■ **Your goal**
Which lines have the string "простагландины"? Copy all of them from the entries below.

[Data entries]

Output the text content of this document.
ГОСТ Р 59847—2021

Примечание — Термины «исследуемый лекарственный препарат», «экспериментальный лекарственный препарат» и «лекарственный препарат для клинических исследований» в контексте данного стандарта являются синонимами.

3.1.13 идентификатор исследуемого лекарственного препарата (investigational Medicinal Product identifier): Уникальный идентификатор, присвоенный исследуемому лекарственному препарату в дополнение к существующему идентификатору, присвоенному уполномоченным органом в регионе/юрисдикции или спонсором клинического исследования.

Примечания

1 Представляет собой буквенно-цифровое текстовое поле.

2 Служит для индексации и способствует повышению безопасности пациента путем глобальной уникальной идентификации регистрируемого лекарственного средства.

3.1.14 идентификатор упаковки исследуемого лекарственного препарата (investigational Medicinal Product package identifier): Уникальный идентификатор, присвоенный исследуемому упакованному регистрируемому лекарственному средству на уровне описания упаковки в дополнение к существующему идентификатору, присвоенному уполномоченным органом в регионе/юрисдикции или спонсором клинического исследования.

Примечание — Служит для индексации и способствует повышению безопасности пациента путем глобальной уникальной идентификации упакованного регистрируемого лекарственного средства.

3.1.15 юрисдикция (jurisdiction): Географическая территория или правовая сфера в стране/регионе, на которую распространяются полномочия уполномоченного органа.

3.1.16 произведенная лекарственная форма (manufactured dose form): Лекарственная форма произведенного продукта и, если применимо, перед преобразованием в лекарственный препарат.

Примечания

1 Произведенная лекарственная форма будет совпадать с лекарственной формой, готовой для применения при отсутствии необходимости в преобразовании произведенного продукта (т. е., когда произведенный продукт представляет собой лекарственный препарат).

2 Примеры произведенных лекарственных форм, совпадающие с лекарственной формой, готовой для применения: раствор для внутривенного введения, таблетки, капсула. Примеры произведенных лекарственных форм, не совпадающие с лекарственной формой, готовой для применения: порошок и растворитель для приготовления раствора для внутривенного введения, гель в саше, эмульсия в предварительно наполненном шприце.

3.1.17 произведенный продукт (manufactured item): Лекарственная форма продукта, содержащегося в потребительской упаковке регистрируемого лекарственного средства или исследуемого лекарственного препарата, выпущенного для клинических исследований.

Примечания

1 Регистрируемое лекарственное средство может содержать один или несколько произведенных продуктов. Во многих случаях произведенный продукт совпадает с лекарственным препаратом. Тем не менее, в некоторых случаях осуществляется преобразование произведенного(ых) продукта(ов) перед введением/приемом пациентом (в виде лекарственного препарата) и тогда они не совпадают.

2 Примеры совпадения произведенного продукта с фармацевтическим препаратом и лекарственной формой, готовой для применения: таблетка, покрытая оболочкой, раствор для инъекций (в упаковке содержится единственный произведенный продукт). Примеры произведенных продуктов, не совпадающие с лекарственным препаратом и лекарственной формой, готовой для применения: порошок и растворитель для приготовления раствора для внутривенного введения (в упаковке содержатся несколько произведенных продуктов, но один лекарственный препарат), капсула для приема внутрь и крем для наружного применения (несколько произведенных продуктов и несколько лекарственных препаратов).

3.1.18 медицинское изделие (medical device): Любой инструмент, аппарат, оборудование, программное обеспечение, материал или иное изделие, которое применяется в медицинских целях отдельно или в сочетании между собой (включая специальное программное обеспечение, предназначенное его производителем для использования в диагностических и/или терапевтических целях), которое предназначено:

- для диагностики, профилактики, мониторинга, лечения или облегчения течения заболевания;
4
* * *
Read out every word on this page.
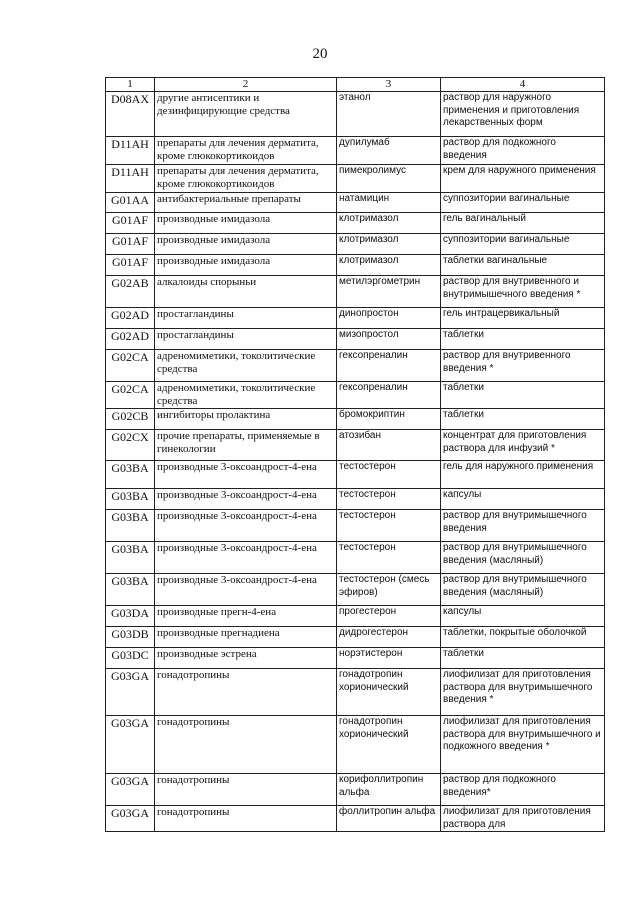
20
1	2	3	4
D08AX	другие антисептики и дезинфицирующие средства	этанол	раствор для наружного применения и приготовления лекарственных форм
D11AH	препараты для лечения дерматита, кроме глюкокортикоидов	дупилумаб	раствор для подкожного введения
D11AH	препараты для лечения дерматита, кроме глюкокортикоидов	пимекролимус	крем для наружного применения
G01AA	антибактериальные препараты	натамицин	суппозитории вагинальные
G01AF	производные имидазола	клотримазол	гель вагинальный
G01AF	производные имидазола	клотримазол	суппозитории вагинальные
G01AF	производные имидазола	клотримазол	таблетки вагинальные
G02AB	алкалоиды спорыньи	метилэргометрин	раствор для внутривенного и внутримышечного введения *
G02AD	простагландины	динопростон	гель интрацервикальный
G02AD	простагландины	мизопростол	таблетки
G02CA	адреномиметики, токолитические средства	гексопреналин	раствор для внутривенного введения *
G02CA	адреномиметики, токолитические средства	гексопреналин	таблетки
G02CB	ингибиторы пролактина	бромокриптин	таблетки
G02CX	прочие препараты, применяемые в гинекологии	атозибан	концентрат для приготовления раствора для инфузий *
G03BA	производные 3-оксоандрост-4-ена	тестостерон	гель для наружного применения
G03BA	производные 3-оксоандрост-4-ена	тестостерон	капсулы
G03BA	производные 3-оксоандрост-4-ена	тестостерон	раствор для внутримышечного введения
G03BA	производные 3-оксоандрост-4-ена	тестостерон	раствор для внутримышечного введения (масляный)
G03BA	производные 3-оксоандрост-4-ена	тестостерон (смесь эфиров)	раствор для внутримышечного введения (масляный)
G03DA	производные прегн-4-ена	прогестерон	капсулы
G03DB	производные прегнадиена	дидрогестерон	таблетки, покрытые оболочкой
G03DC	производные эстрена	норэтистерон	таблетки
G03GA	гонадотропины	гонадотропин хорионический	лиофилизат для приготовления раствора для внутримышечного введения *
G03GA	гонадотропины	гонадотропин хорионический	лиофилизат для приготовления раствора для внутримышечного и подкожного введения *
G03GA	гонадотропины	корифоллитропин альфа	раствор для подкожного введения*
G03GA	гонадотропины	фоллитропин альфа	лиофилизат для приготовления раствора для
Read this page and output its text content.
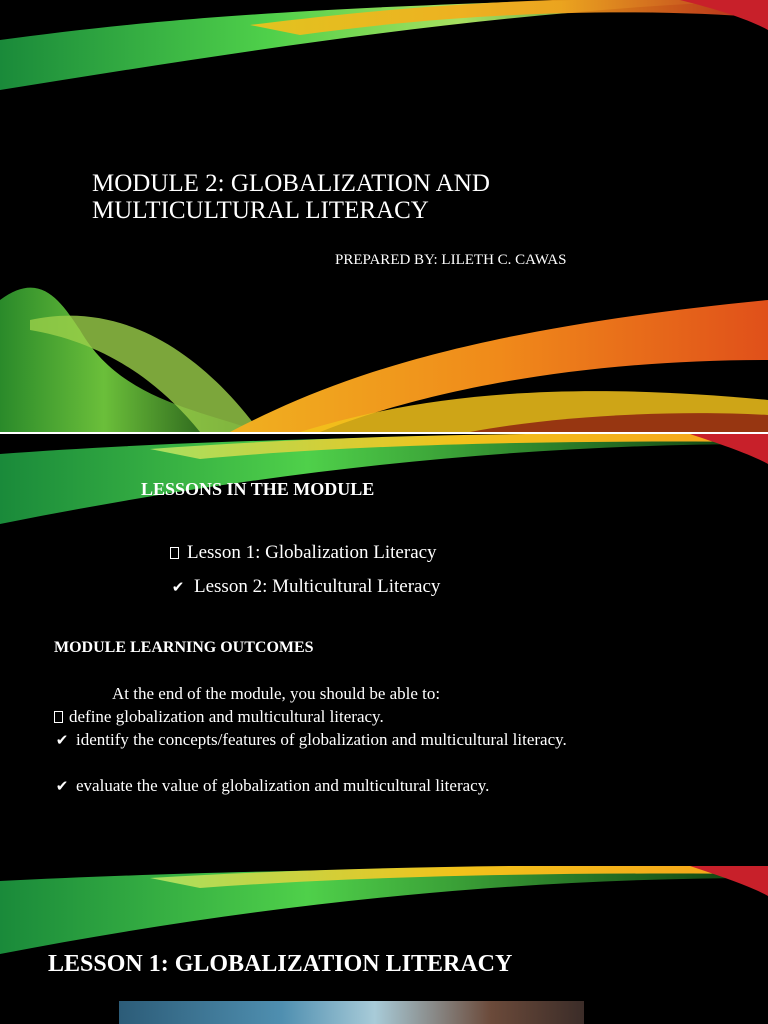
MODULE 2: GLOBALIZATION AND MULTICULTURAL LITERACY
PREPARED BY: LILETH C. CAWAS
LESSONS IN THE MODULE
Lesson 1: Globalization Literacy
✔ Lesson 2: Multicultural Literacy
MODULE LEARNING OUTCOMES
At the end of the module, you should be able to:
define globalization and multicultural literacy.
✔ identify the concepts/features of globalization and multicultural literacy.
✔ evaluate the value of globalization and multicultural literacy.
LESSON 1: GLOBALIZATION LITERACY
--
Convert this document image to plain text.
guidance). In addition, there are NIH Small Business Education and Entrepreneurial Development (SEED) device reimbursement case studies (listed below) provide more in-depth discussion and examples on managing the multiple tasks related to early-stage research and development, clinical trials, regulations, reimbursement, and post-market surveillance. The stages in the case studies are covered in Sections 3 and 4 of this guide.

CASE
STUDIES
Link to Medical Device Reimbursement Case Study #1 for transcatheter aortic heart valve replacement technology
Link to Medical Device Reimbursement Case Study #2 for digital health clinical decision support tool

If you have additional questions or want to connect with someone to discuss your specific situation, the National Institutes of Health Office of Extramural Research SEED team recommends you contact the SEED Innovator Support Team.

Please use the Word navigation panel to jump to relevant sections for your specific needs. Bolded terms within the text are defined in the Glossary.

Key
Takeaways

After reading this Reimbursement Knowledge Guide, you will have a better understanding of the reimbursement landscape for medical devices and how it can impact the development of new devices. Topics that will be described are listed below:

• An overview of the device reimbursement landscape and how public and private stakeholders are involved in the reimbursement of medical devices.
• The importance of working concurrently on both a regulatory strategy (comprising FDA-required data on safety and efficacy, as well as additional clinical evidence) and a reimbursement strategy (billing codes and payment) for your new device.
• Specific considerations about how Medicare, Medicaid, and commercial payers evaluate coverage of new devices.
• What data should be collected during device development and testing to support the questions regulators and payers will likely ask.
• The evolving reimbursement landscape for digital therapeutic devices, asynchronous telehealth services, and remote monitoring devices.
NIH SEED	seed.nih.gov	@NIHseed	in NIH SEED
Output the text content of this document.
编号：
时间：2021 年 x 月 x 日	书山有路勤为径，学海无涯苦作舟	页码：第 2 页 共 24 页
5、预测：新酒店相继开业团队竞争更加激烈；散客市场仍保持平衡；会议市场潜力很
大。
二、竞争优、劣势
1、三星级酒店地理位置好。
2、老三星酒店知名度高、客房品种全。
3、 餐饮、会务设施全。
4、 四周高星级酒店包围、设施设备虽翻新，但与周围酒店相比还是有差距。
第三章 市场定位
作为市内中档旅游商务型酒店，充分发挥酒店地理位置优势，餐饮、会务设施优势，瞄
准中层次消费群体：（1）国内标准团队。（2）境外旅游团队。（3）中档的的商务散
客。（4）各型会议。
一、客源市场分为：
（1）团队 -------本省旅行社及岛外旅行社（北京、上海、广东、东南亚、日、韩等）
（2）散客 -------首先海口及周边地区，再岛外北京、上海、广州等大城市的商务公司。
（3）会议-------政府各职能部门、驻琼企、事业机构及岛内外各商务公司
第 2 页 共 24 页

■ **Expected answer**
G02AD	простагландины	динопростон	гель интрацервикальный
G02AD	простагландины	мизопростол	таблетки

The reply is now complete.